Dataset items
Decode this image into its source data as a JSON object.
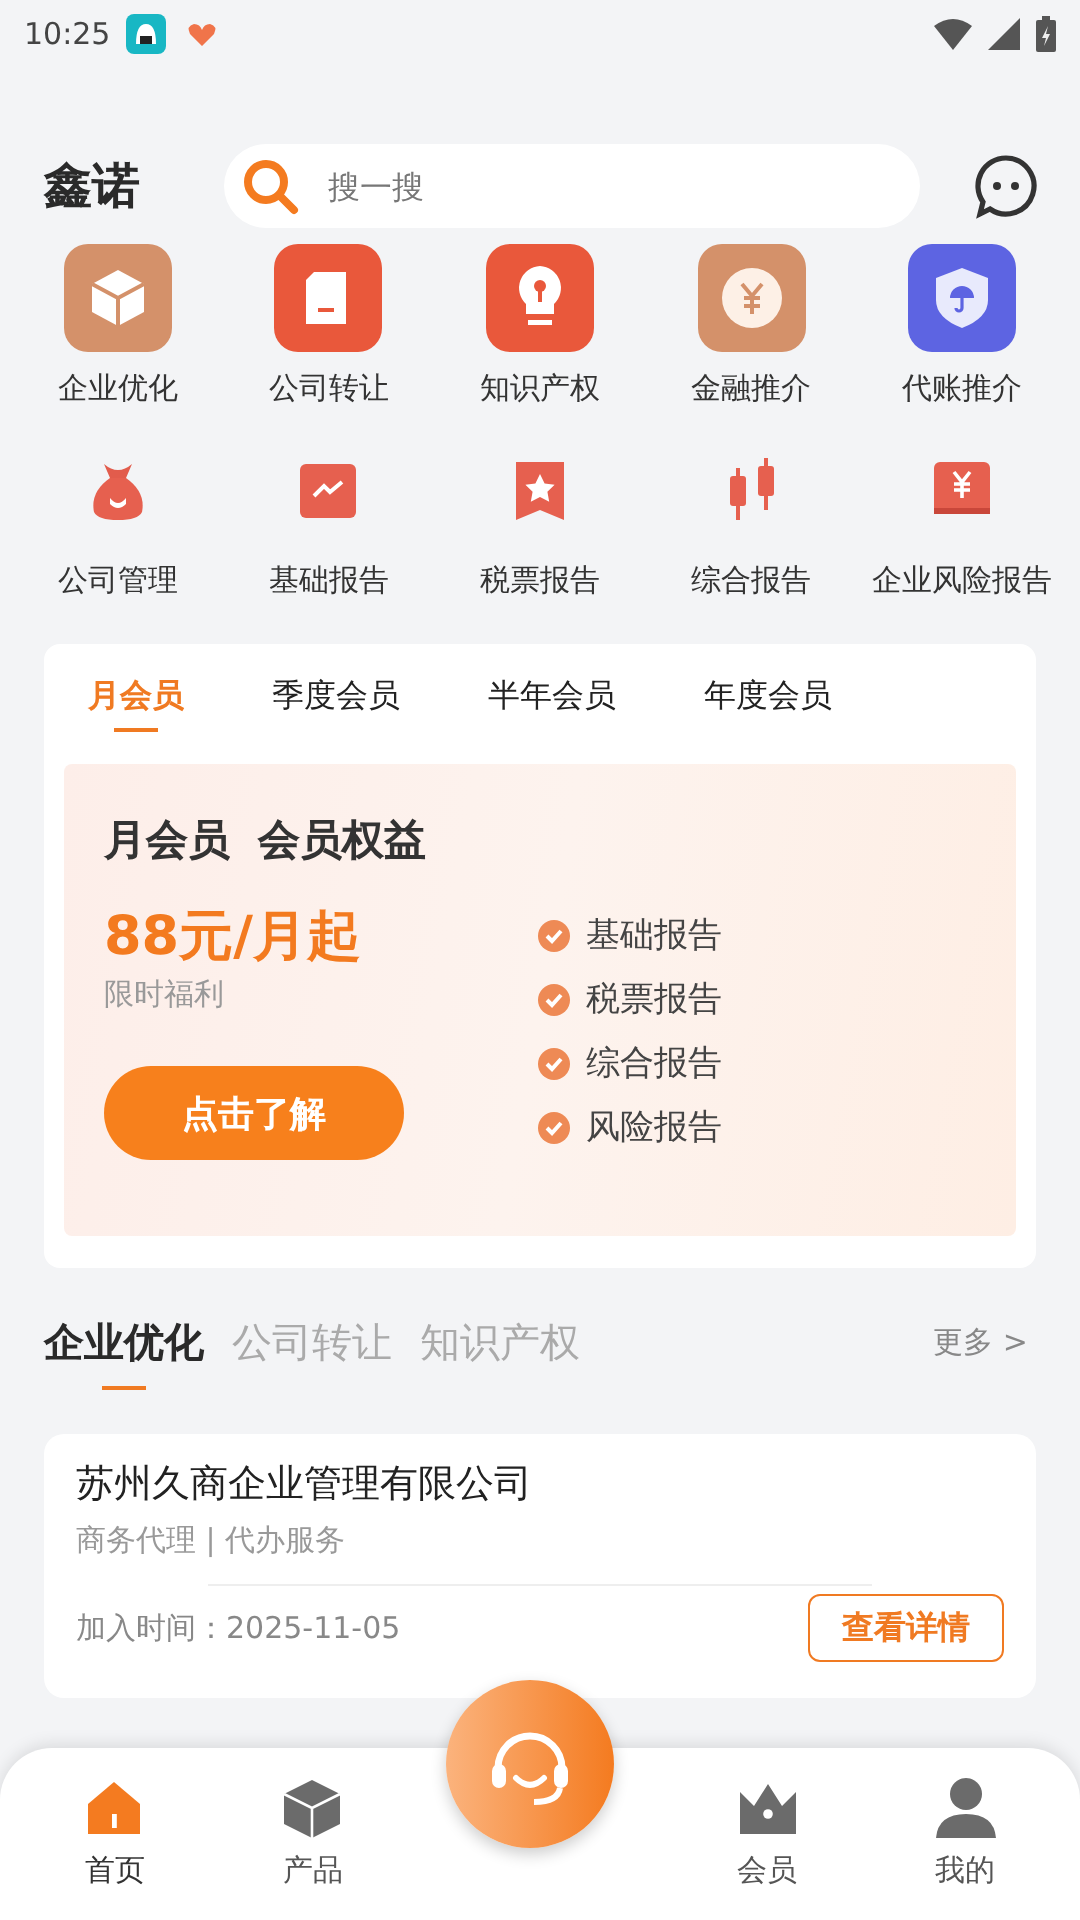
{
  "status_bar": {
    "time": "10:25"
  },
  "header": {
    "brand": "鑫诺",
    "search": {
      "placeholder": "搜一搜"
    }
  },
  "shortcuts": [
    {
      "label": "企业优化",
      "kind": "box"
    },
    {
      "label": "公司转让",
      "kind": "card"
    },
    {
      "label": "知识产权",
      "kind": "bulb"
    },
    {
      "label": "金融推介",
      "kind": "coin"
    },
    {
      "label": "代账推介",
      "kind": "shield"
    },
    {
      "label": "公司管理",
      "kind": "bag"
    },
    {
      "label": "基础报告",
      "kind": "chart"
    },
    {
      "label": "税票报告",
      "kind": "ribbon"
    },
    {
      "label": "综合报告",
      "kind": "candles"
    },
    {
      "label": "企业风险报告",
      "kind": "safe"
    }
  ],
  "membership": {
    "tabs": [
      {
        "label": "月会员",
        "selected": true
      },
      {
        "label": "季度会员",
        "selected": false
      },
      {
        "label": "半年会员",
        "selected": false
      },
      {
        "label": "年度会员",
        "selected": false
      }
    ],
    "plan": {
      "title": "月会员",
      "subtitle": "会员权益",
      "price": "88元/月起",
      "note": "限时福利",
      "button": "点击了解",
      "benefits": [
        "基础报告",
        "税票报告",
        "综合报告",
        "风险报告"
      ]
    }
  },
  "sections": {
    "tabs": [
      {
        "label": "企业优化",
        "selected": true
      },
      {
        "label": "公司转让",
        "selected": false
      },
      {
        "label": "知识产权",
        "selected": false
      }
    ],
    "more": "更多 >"
  },
  "listing": {
    "company": "苏州久商企业管理有限公司",
    "tags": "商务代理 | 代办服务",
    "joined": "加入时间：2025-11-05",
    "button": "查看详情"
  },
  "bottom_nav": [
    {
      "label": "首页",
      "kind": "home",
      "selected": true
    },
    {
      "label": "产品",
      "kind": "product",
      "selected": false
    },
    {
      "label": "会员",
      "kind": "crown",
      "selected": false
    },
    {
      "label": "我的",
      "kind": "person",
      "selected": false
    }
  ]
}
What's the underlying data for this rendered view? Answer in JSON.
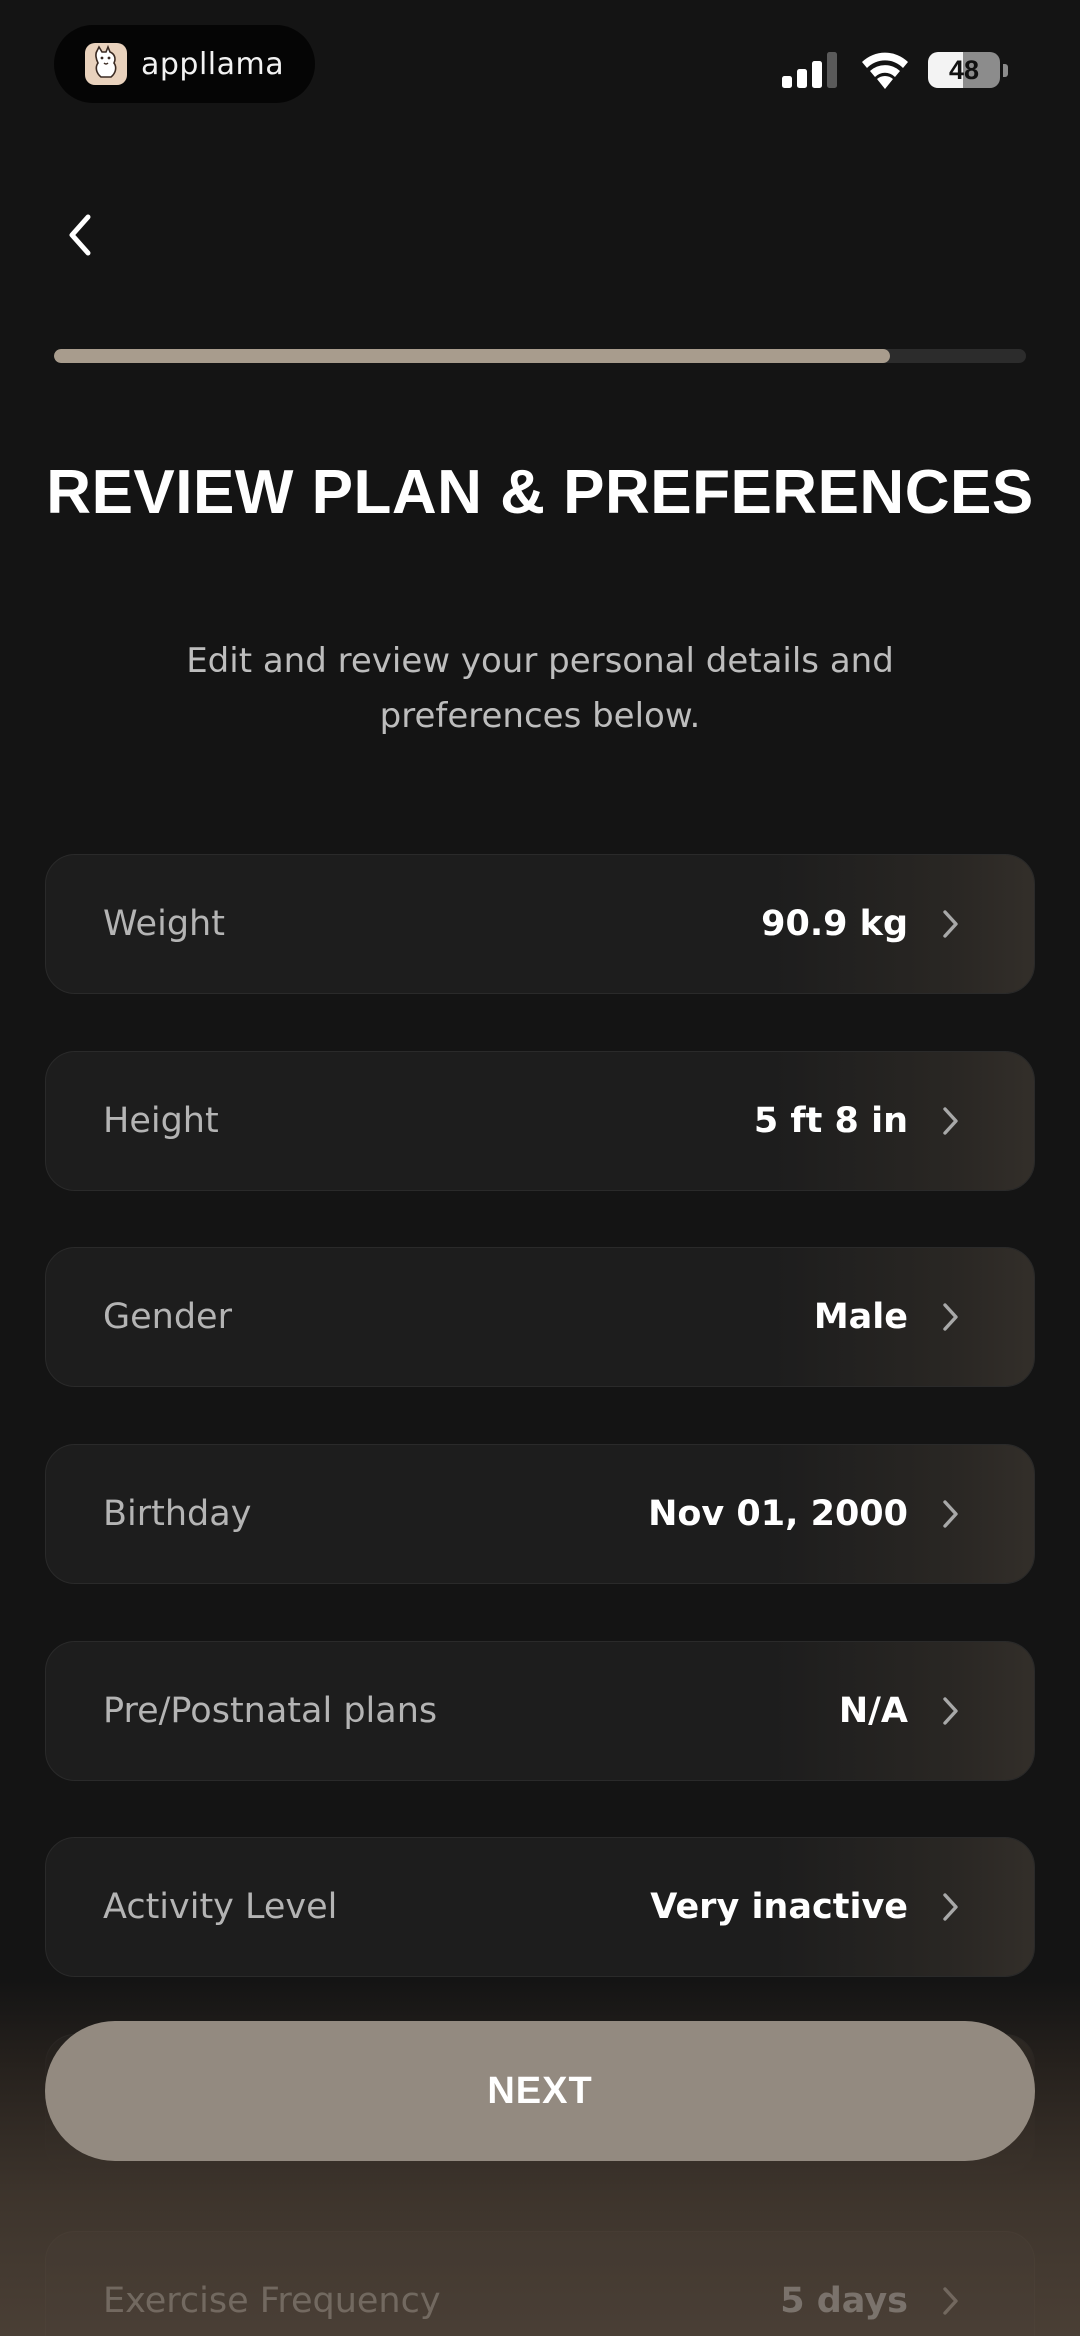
{
  "status_bar": {
    "brand_name": "appllama",
    "battery_level": "48",
    "battery_fraction": 0.48
  },
  "nav": {
    "back_icon": "chevron-left-icon"
  },
  "progress": {
    "value": 0.86
  },
  "header": {
    "title": "REVIEW PLAN & PREFERENCES",
    "subtitle": "Edit and review your personal details and preferences below."
  },
  "rows": [
    {
      "label": "Weight",
      "value": "90.9 kg"
    },
    {
      "label": "Height",
      "value": "5 ft 8 in"
    },
    {
      "label": "Gender",
      "value": "Male"
    },
    {
      "label": "Birthday",
      "value": "Nov 01, 2000"
    },
    {
      "label": "Pre/Postnatal plans",
      "value": "N/A"
    },
    {
      "label": "Activity Level",
      "value": "Very inactive"
    },
    {
      "label": "",
      "value": ""
    },
    {
      "label": "Exercise Frequency",
      "value": "5 days"
    }
  ],
  "footer": {
    "next_label": "NEXT"
  },
  "colors": {
    "background": "#141414",
    "row_background": "#1d1d1d",
    "accent": "#a89c8d",
    "button": "#938a80"
  }
}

Problem:
Retype each line of the listing above word for word. Exclude the pictures.

Output for this task:
Decode this image into its source data as a JSON object.
{
  "status_bar": {
    "time": "10:25"
  },
  "header": {
    "brand": "鑫诺",
    "search": {
      "placeholder": "搜一搜"
    }
  },
  "shortcuts": [
    {
      "label": "企业优化",
      "kind": "box"
    },
    {
      "label": "公司转让",
      "kind": "card"
    },
    {
      "label": "知识产权",
      "kind": "bulb"
    },
    {
      "label": "金融推介",
      "kind": "coin"
    },
    {
      "label": "代账推介",
      "kind": "shield"
    },
    {
      "label": "公司管理",
      "kind": "bag"
    },
    {
      "label": "基础报告",
      "kind": "chart"
    },
    {
      "label": "税票报告",
      "kind": "ribbon"
    },
    {
      "label": "综合报告",
      "kind": "candles"
    },
    {
      "label": "企业风险报告",
      "kind": "safe"
    }
  ],
  "membership": {
    "tabs": [
      {
        "label": "月会员",
        "selected": true
      },
      {
        "label": "季度会员",
        "selected": false
      },
      {
        "label": "半年会员",
        "selected": false
      },
      {
        "label": "年度会员",
        "selected": false
      }
    ],
    "plan": {
      "title": "月会员",
      "subtitle": "会员权益",
      "price": "88元/月起",
      "note": "限时福利",
      "button": "点击了解",
      "benefits": [
        "基础报告",
        "税票报告",
        "综合报告",
        "风险报告"
      ]
    }
  },
  "sections": {
    "tabs": [
      {
        "label": "企业优化",
        "selected": true
      },
      {
        "label": "公司转让",
        "selected": false
      },
      {
        "label": "知识产权",
        "selected": false
      }
    ],
    "more": "更多 >"
  },
  "listing": {
    "company": "苏州久商企业管理有限公司",
    "tags": "商务代理 | 代办服务",
    "joined": "加入时间：2025-11-05",
    "button": "查看详情"
  },
  "bottom_nav": [
    {
      "label": "首页",
      "kind": "home",
      "selected": true
    },
    {
      "label": "产品",
      "kind": "product",
      "selected": false
    },
    {
      "label": "会员",
      "kind": "crown",
      "selected": false
    },
    {
      "label": "我的",
      "kind": "person",
      "selected": false
    }
  ]
}
What's the underlying data for this rendered view? Answer in JSON.
{
  "status_bar": {
    "brand_name": "appllama",
    "battery_level": "48",
    "battery_fraction": 0.48
  },
  "nav": {
    "back_icon": "chevron-left-icon"
  },
  "progress": {
    "value": 0.86
  },
  "header": {
    "title": "REVIEW PLAN & PREFERENCES",
    "subtitle": "Edit and review your personal details and preferences below."
  },
  "rows": [
    {
      "label": "Weight",
      "value": "90.9 kg"
    },
    {
      "label": "Height",
      "value": "5 ft 8 in"
    },
    {
      "label": "Gender",
      "value": "Male"
    },
    {
      "label": "Birthday",
      "value": "Nov 01, 2000"
    },
    {
      "label": "Pre/Postnatal plans",
      "value": "N/A"
    },
    {
      "label": "Activity Level",
      "value": "Very inactive"
    },
    {
      "label": "",
      "value": ""
    },
    {
      "label": "Exercise Frequency",
      "value": "5 days"
    }
  ],
  "footer": {
    "next_label": "NEXT"
  },
  "colors": {
    "background": "#141414",
    "row_background": "#1d1d1d",
    "accent": "#a89c8d",
    "button": "#938a80"
  }
}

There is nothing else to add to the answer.